■ Prompt:
Where a line holds the word "false", copy that line.

[Data extracted from a collection]
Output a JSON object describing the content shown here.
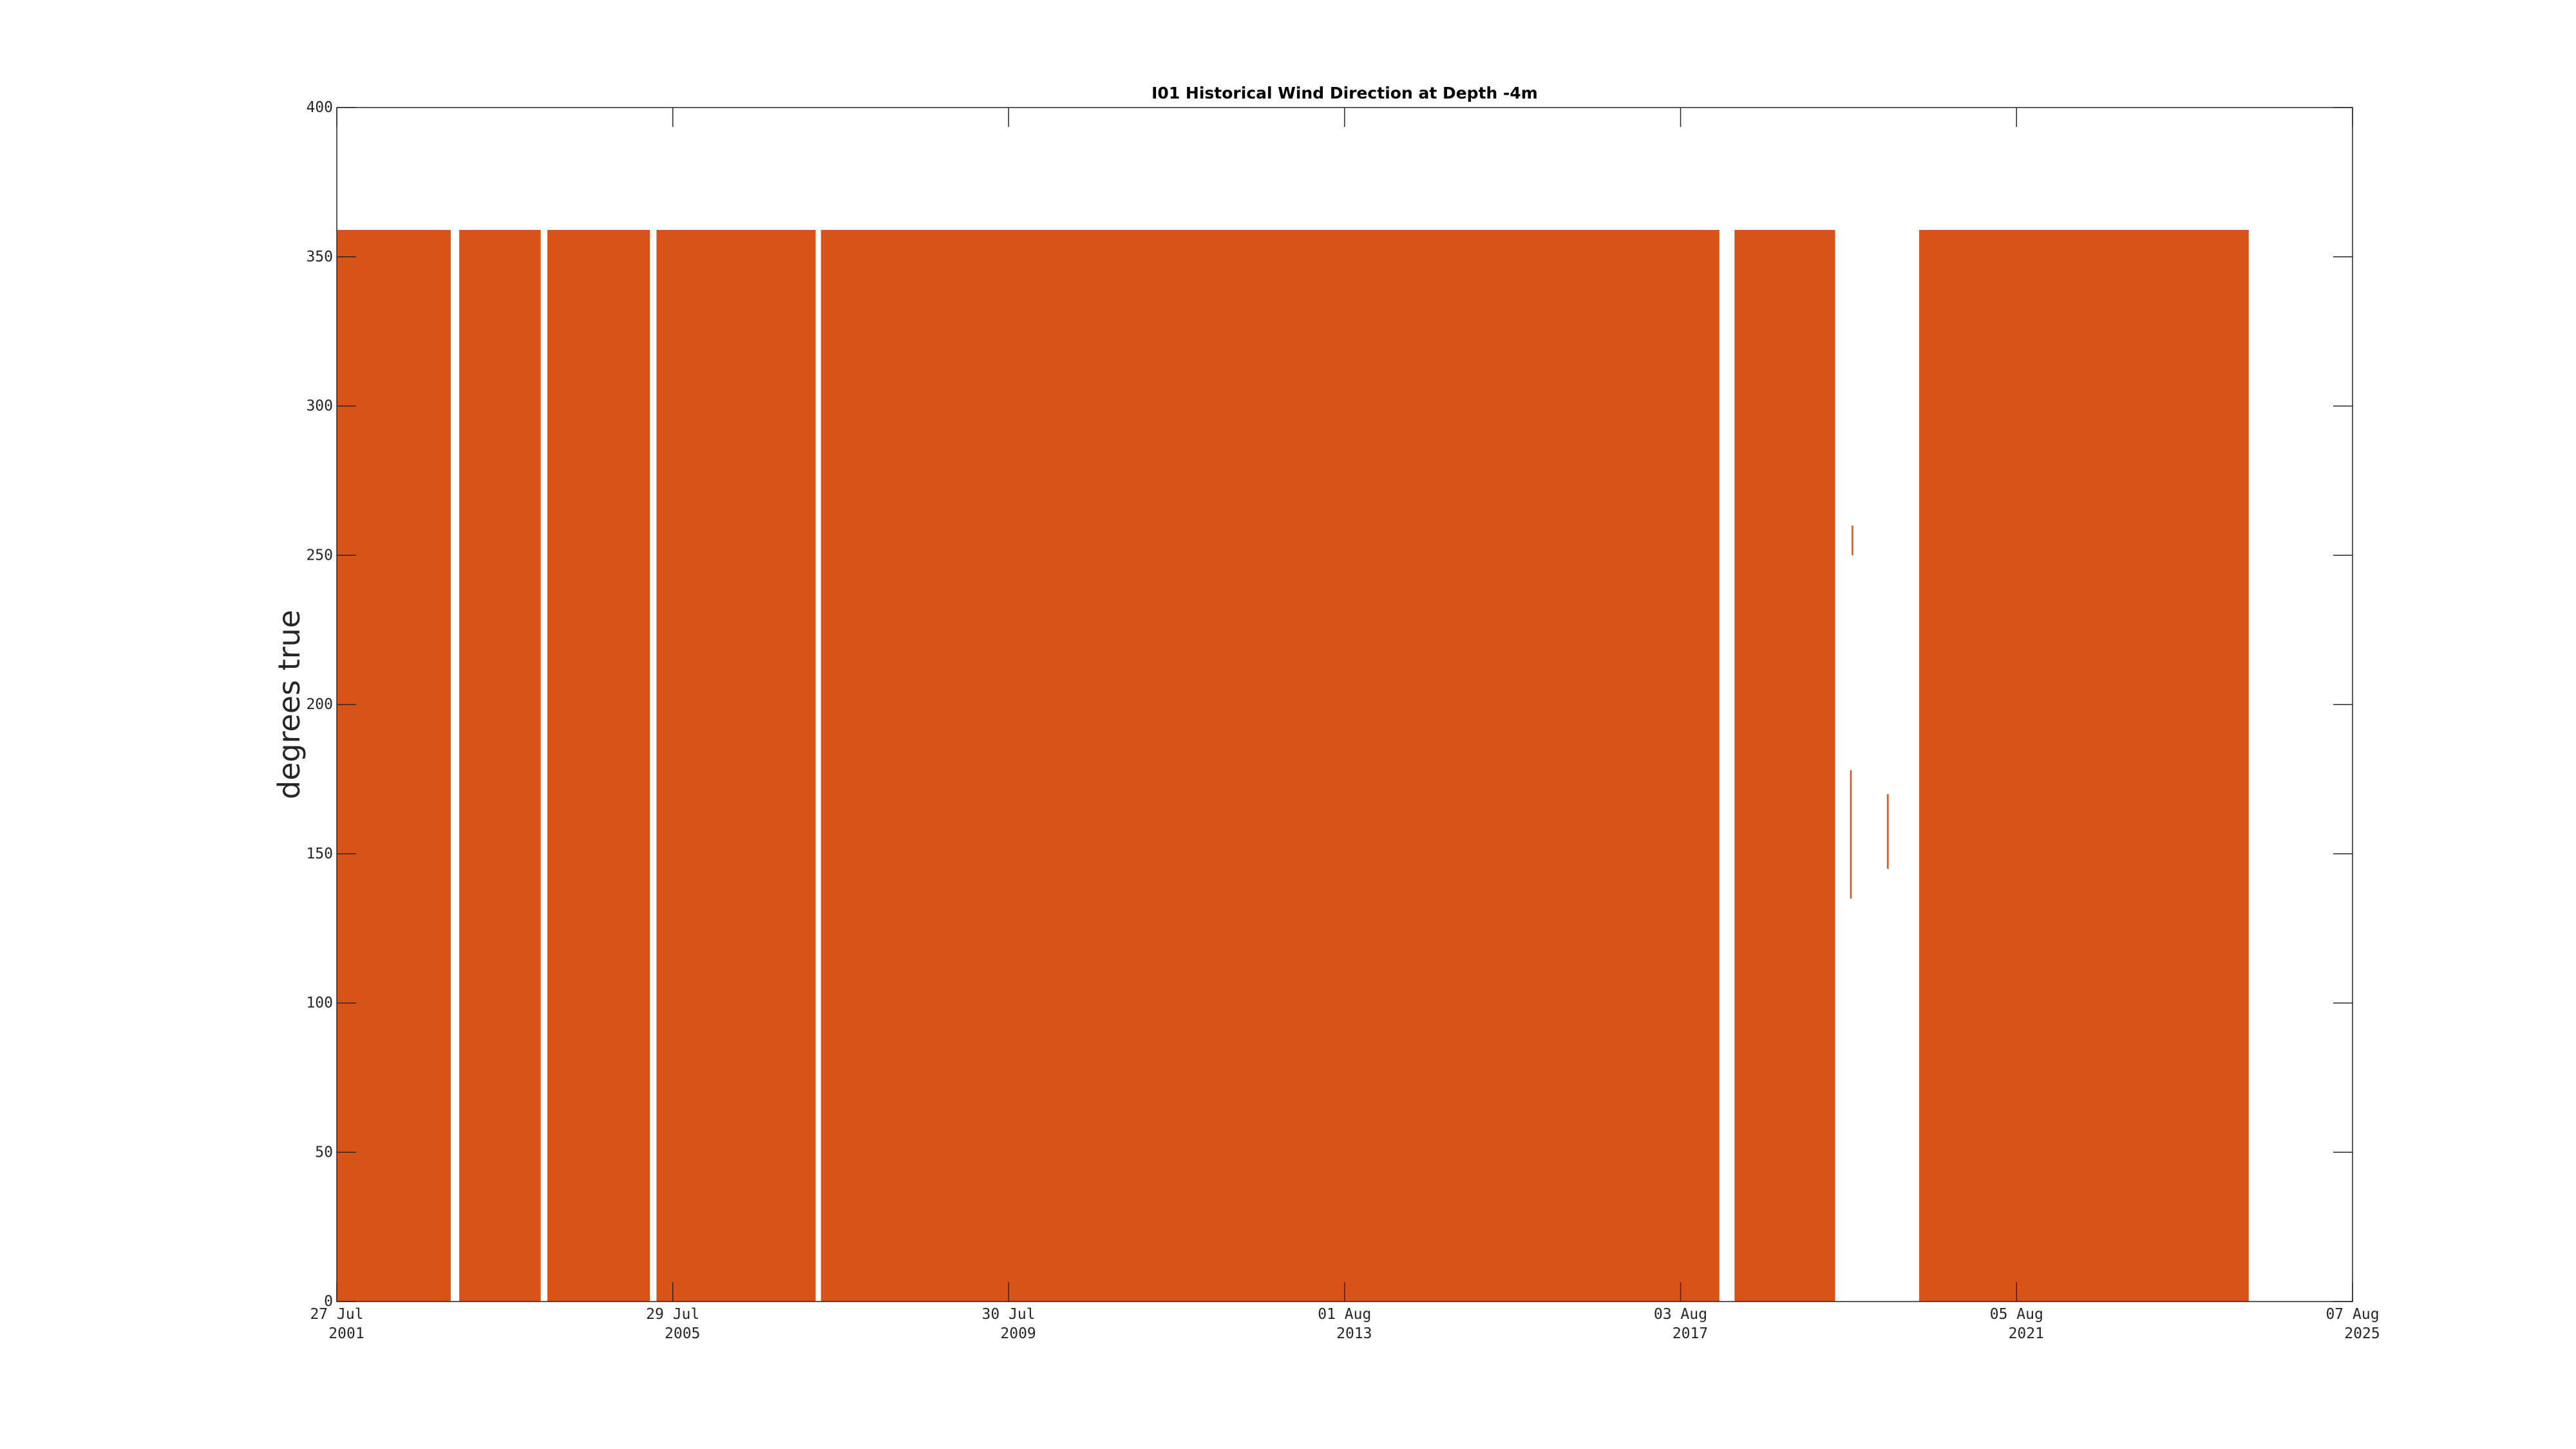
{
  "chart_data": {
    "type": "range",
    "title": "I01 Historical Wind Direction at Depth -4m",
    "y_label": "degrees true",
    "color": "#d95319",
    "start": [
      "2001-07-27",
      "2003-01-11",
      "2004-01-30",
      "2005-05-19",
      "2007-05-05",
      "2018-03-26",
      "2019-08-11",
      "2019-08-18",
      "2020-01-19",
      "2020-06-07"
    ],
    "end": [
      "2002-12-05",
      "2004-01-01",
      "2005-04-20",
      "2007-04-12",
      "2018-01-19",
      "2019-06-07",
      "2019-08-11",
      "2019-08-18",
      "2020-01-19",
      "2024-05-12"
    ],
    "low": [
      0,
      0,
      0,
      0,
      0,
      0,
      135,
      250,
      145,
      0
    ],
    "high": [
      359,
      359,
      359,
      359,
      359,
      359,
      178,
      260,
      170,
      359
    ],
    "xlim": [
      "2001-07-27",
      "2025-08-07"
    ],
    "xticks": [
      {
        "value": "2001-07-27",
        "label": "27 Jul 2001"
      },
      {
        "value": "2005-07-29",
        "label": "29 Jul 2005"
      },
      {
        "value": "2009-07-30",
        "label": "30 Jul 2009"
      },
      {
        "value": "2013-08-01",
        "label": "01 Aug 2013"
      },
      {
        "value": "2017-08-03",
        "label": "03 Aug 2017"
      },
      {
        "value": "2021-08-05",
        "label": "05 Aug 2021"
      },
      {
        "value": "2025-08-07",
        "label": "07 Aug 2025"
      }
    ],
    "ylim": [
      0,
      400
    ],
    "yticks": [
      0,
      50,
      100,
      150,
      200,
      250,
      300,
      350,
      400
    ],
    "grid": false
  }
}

* * *

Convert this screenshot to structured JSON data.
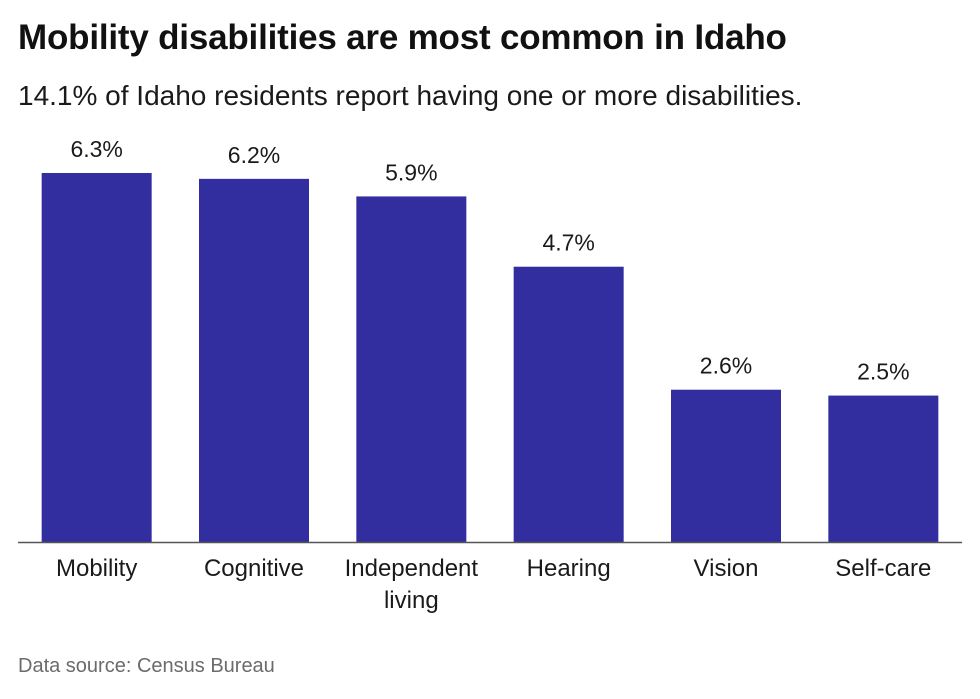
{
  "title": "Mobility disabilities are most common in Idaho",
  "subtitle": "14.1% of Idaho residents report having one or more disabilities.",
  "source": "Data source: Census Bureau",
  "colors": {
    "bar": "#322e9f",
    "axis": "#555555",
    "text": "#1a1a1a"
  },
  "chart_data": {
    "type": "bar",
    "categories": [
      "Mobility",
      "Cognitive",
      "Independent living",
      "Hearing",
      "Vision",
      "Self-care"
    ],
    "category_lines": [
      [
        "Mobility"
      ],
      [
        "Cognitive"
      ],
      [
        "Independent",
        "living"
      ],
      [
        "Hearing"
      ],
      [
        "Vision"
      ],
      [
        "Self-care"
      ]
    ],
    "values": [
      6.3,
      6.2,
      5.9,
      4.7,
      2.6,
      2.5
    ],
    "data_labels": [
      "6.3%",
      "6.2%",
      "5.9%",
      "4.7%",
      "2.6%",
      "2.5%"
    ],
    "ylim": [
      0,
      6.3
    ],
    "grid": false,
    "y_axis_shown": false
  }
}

■ Written reply:
    "grid": false
    "grid": false,
    "y_axis_shown": false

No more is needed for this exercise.